*TASKS FOR THIS EXERCISE*:
1) Does the Marvel critique support each of these statements? (a) A superhero movie needs three things: theme, character and adversary. (b) The writer intends to focus mainly on differences from the comics. (c) The theme of the first Ironman movie was righteous redemption. Answer yes or no for each, quoting the deciding words from the Marvel critique.
2) Can you transcribe the Marvel critique word for word from "Narratively Ironman, the" to "worked very well."?

━━━ PASSAGE TO READ

Everything Marvel Got Wrong In Order From The Beginning
So before I get those whiney crybabies who spit at me ‘Everything Exists in Its Own Universe it’s the Multiverse’ blah blah blah, I’m not gonna be talking about differences from the comics too much. Only in the sense of story structure and narrative. Because more than I am a Massive Marvel Comics Nerd I am also a writer and things like plot and story fucking matter okay. So don’t @ me with your bullshit ‘kay. 
Narratively Ironman, the first movie, is more or less perfect. There are a few elements that really matter in a superhero movie and Jon Favreau really hit the nail on the head with Tony Stark and this had a lot to do with RDJ’s performance and passion for the role. A Superhero Movie needs, essentially, three things; Theme, Character and Adversary. Pretty basic yeah? Kind of. Superheroes and Superhero comics are about hope and conquering the odds and success against insurmountable failure. Tony Stark’s story is a story of redemption, and the belief that you can change for the better. Favreau really made us feel Tony’s fury at what he and his company had been made into. His righteous desire to be better, to clean up the mess that Obie and his father and his own foolish negligence had created. The theme was righteous redemption and they sold it to us wholesale and it worked very well. 
The Character of Tony Stark, I don’t think would have worked as well as it did without the involvement of RDJ. He really knocked that one out of the park. He conveyed perfectly the juxtaposition of Tony’s arrogance and his self loathing. We as the audience understood his front of cocky genius was to cover his loneliness, his scars and his insecurities instilled by Howard. He was broken, yes, but redeemable and hopeful and essentially good which is really what mattered and we loved him for it.

━━━━━━
━━━ MATERIAL

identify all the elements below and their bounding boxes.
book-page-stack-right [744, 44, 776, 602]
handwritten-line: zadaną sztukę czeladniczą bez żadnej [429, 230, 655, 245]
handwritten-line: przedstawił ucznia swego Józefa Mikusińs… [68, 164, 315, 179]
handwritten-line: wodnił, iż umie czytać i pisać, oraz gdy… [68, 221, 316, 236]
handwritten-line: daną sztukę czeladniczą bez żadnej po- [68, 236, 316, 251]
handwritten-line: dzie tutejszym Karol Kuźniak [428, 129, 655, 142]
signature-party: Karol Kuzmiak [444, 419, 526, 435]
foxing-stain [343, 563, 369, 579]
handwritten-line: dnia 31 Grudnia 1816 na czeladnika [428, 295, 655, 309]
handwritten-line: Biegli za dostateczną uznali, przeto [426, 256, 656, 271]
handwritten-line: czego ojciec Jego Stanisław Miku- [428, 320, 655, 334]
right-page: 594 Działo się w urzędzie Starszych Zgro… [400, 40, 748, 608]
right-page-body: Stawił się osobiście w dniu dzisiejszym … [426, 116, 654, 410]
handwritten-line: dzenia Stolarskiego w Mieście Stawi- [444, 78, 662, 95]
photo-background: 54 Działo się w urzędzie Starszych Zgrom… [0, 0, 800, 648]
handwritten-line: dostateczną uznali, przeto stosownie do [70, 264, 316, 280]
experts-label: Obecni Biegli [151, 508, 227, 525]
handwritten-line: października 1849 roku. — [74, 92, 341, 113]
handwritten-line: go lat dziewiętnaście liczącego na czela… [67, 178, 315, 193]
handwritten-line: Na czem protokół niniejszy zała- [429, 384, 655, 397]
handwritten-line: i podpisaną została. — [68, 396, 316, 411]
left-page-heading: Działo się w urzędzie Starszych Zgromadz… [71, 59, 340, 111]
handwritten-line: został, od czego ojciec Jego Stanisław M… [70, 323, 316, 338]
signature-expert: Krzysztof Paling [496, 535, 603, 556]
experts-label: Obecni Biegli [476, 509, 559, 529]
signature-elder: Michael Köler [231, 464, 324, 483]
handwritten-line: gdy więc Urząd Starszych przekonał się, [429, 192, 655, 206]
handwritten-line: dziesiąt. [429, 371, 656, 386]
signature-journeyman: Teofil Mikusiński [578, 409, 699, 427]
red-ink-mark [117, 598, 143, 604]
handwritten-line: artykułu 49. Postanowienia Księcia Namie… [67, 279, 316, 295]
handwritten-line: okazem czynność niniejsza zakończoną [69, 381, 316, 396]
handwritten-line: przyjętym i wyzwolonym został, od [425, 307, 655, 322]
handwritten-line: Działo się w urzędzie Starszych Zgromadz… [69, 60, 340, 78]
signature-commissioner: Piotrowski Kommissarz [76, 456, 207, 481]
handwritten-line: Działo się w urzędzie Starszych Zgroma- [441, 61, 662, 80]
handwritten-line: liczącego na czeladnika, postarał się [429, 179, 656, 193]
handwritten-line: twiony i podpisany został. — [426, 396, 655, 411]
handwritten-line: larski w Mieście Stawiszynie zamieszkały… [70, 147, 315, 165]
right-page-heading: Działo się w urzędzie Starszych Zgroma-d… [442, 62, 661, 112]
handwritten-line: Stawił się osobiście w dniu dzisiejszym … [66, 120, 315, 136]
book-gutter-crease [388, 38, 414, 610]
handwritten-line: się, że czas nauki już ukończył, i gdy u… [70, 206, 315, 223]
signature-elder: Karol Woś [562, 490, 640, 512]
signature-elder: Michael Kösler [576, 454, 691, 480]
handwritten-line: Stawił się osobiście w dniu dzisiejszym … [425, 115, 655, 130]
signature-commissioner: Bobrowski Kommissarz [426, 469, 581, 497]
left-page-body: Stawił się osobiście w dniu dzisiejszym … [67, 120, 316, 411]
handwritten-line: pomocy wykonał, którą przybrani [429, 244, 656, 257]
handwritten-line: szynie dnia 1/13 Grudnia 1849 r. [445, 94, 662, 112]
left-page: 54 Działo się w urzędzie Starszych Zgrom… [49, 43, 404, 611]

━━━━━━

*ANSWERS*:
1)
(a) Yes: "A Superhero Movie needs, essentially, three things; Theme, Character and Adversary."
(b) No: "I’m not gonna be talking about differences from the comics too much."
(c) Yes: "The theme was righteous redemption"

2)
Narratively Ironman, the first movie, is more or less perfect. There are a few elements that really matter in a superhero movie and Jon Favreau really hit the nail on the head with Tony Stark and this had a lot to do with RDJ’s performance and passion for the role. A Superhero Movie needs, essentially, three things; Theme, Character and Adversary. Pretty basic yeah? Kind of. Superheroes and Superhero comics are about hope and conquering the odds and success against insurmountable failure. Tony Stark’s story is a story of redemption, and the belief that you can change for the better. Favreau really made us feel Tony’s fury at what he and his company had been made into. His righteous desire to be better, to clean up the mess that Obie and his father and his own foolish negligence had created. The theme was righteous redemption and they sold it to us wholesale and it worked very well.